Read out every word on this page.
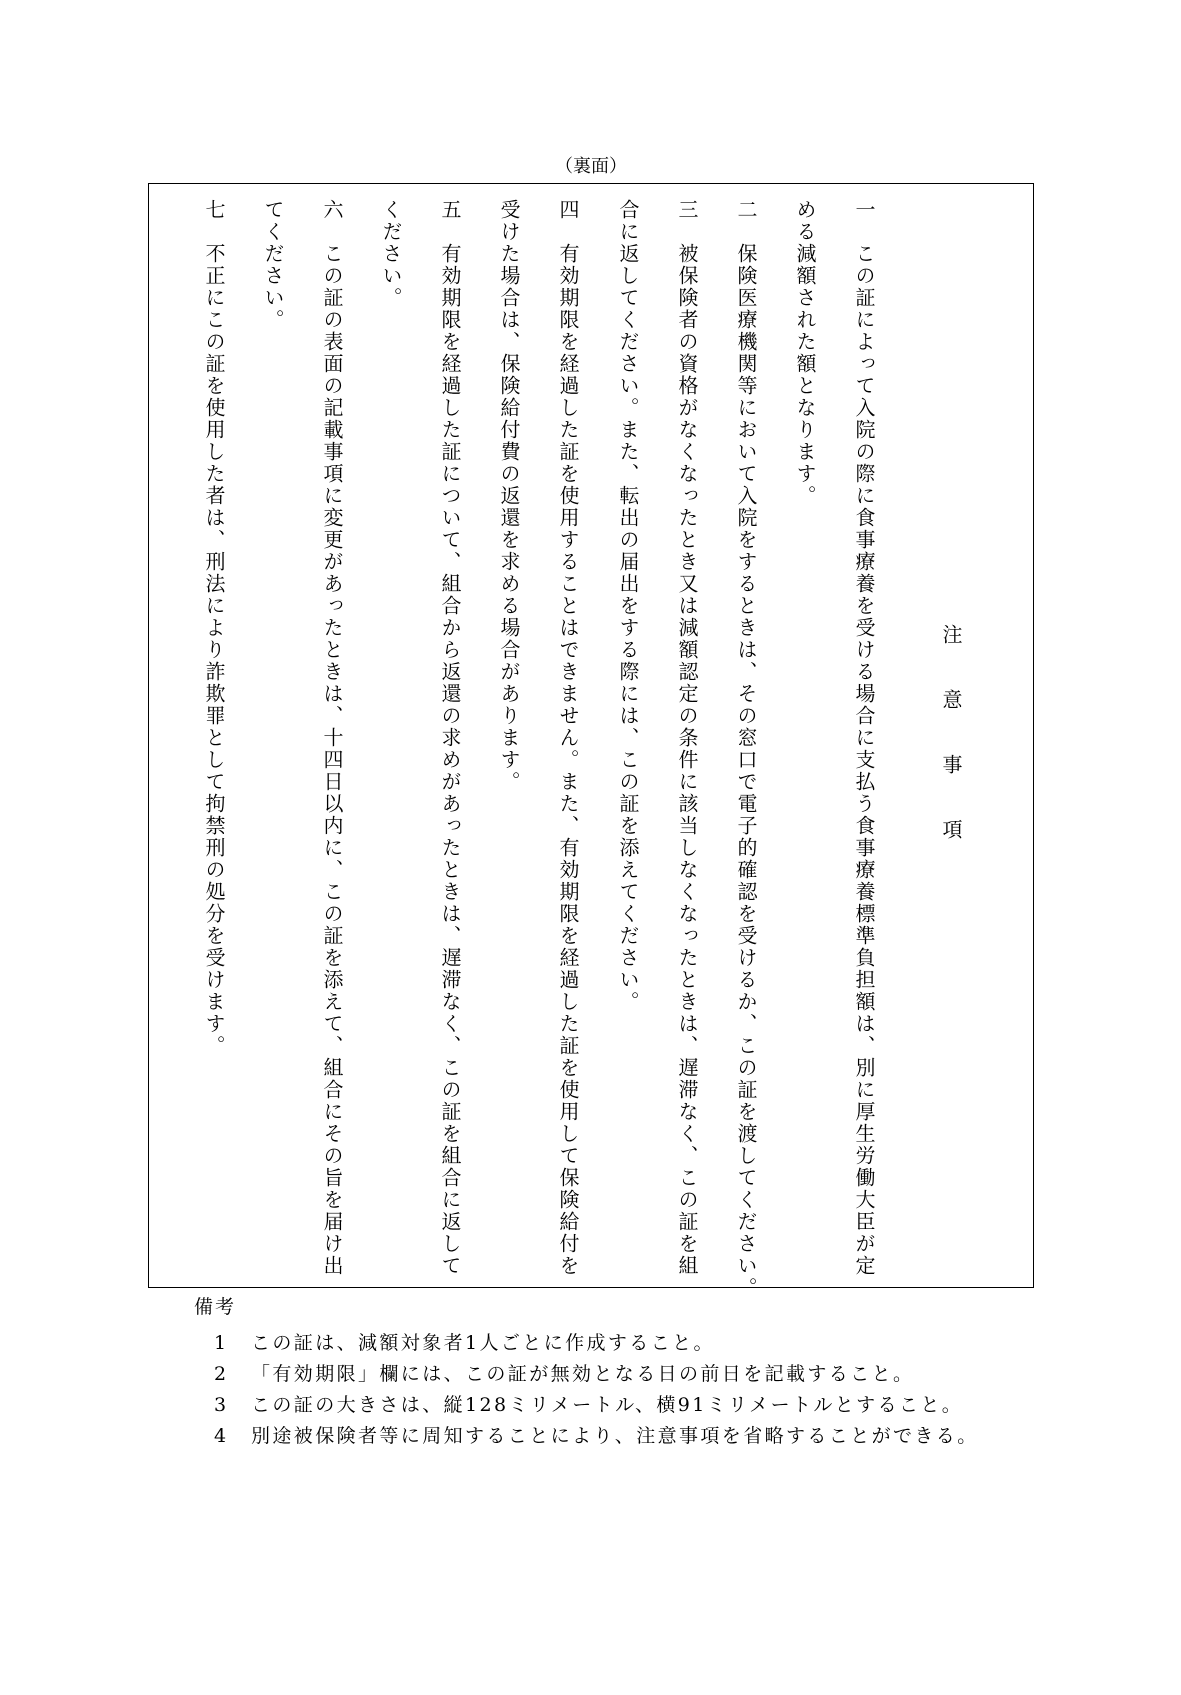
（裏面）
注意事項
一
この証によって入院の際に食事療養を受ける場合に支払う食事療養標準負担額は、別に厚生労働大臣が定
める減額された額となります。
二
保険医療機関等において入院をするときは、その窓口で電子的確認を受けるか、この証を渡してください。
三
被保険者の資格がなくなったとき又は減額認定の条件に該当しなくなったときは、遅滞なく、この証を組
合に返してください。また、転出の届出をする際には、この証を添えてください。
四
有効期限を経過した証を使用することはできません。また、有効期限を経過した証を使用して保険給付を
受けた場合は、保険給付費の返還を求める場合があります。
五
有効期限を経過した証について、組合から返還の求めがあったときは、遅滞なく、この証を組合に返して
ください。
六
この証の表面の記載事項に変更があったときは、十四日以内に、この証を添えて、組合にその旨を届け出
てください。
七
不正にこの証を使用した者は、刑法により詐欺罪として拘禁刑の処分を受けます。
備考
1 この証は、減額対象者1人ごとに作成すること。
2 「有効期限」欄には、この証が無効となる日の前日を記載すること。
3 この証の大きさは、縦128ミリメートル、横91ミリメートルとすること。
4 別途被保険者等に周知することにより、注意事項を省略することができる。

__Directions__. Gather from the entries above all lines that include the string "遅滞なく".

__Result__.
被保険者の資格がなくなったとき又は減額認定の条件に該当しなくなったときは、遅滞なく、この証を組
有効期限を経過した証について、組合から返還の求めがあったときは、遅滞なく、この証を組合に返して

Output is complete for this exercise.